### PROBLEM REQUIREMENTS:
Give the data again, word for word.

Dataset items

====

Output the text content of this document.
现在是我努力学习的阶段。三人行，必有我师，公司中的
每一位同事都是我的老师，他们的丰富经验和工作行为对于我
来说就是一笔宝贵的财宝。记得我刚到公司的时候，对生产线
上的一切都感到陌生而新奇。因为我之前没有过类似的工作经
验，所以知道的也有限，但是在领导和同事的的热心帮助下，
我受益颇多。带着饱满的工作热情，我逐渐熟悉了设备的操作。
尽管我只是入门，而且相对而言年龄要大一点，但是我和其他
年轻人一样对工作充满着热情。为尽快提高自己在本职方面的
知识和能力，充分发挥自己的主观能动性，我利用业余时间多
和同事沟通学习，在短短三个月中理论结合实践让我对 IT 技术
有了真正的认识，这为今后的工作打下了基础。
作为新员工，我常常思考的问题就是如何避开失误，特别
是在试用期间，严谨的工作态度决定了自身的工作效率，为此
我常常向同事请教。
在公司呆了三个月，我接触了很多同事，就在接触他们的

====

### SOLUTION:
Output the text content of this document.
现在是我努力学习的阶段。三人行，必有我师，公司中的
每一位同事都是我的老师，他们的丰富经验和工作行为对于我
来说就是一笔宝贵的财宝。记得我刚到公司的时候，对生产线
上的一切都感到陌生而新奇。因为我之前没有过类似的工作经
验，所以知道的也有限，但是在领导和同事的的热心帮助下，
我受益颇多。带着饱满的工作热情，我逐渐熟悉了设备的操作。
尽管我只是入门，而且相对而言年龄要大一点，但是我和其他
年轻人一样对工作充满着热情。为尽快提高自己在本职方面的
知识和能力，充分发挥自己的主观能动性，我利用业余时间多
和同事沟通学习，在短短三个月中理论结合实践让我对 IT 技术
有了真正的认识，这为今后的工作打下了基础。
作为新员工，我常常思考的问题就是如何避开失误，特别
是在试用期间，严谨的工作态度决定了自身的工作效率，为此
我常常向同事请教。
在公司呆了三个月，我接触了很多同事，就在接触他们的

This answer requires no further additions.